-- start of EXERCISE INPUT --

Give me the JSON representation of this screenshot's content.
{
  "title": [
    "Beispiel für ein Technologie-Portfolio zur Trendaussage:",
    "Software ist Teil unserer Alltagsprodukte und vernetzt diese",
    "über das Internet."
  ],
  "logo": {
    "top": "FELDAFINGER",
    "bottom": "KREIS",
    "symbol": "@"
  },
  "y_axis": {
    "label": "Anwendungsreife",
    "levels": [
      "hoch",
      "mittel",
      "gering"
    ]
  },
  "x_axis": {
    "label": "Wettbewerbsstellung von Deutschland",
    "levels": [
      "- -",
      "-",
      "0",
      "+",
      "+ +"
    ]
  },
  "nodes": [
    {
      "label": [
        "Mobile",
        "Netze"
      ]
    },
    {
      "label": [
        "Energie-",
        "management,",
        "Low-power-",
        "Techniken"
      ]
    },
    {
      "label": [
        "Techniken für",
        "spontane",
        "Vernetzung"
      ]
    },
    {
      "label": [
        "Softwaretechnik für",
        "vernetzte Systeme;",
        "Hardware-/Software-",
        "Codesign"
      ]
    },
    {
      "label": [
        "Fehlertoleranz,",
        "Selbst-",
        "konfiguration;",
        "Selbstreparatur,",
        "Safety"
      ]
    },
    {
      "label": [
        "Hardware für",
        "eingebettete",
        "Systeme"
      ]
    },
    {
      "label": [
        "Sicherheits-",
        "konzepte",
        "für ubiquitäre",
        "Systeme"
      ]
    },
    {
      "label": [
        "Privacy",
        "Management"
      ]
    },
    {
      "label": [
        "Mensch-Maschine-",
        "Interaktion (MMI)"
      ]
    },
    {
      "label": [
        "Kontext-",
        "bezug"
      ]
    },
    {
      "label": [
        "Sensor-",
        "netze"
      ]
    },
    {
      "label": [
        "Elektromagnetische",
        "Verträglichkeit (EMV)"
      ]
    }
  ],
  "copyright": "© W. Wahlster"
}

-- end of EXERCISE INPUT --

YOUR GOAL: Without leaving anything out, quote all the data.

REPLY:
Give me the JSON representation of this screenshot's content.
{
  "title": [
    "Beispiel für ein Technologie-Portfolio zur Trendaussage:",
    "Software ist Teil unserer Alltagsprodukte und vernetzt diese",
    "über das Internet."
  ],
  "logo": {
    "top": "FELDAFINGER",
    "bottom": "KREIS",
    "symbol": "@"
  },
  "y_axis": {
    "label": "Anwendungsreife",
    "levels": [
      "hoch",
      "mittel",
      "gering"
    ]
  },
  "x_axis": {
    "label": "Wettbewerbsstellung von Deutschland",
    "levels": [
      "- -",
      "-",
      "0",
      "+",
      "+ +"
    ]
  },
  "nodes": [
    {
      "label": [
        "Mobile",
        "Netze"
      ]
    },
    {
      "label": [
        "Energie-",
        "management,",
        "Low-power-",
        "Techniken"
      ]
    },
    {
      "label": [
        "Techniken für",
        "spontane",
        "Vernetzung"
      ]
    },
    {
      "label": [
        "Softwaretechnik für",
        "vernetzte Systeme;",
        "Hardware-/Software-",
        "Codesign"
      ]
    },
    {
      "label": [
        "Fehlertoleranz,",
        "Selbst-",
        "konfiguration;",
        "Selbstreparatur,",
        "Safety"
      ]
    },
    {
      "label": [
        "Hardware für",
        "eingebettete",
        "Systeme"
      ]
    },
    {
      "label": [
        "Sicherheits-",
        "konzepte",
        "für ubiquitäre",
        "Systeme"
      ]
    },
    {
      "label": [
        "Privacy",
        "Management"
      ]
    },
    {
      "label": [
        "Mensch-Maschine-",
        "Interaktion (MMI)"
      ]
    },
    {
      "label": [
        "Kontext-",
        "bezug"
      ]
    },
    {
      "label": [
        "Sensor-",
        "netze"
      ]
    },
    {
      "label": [
        "Elektromagnetische",
        "Verträglichkeit (EMV)"
      ]
    }
  ],
  "copyright": "© W. Wahlster"
}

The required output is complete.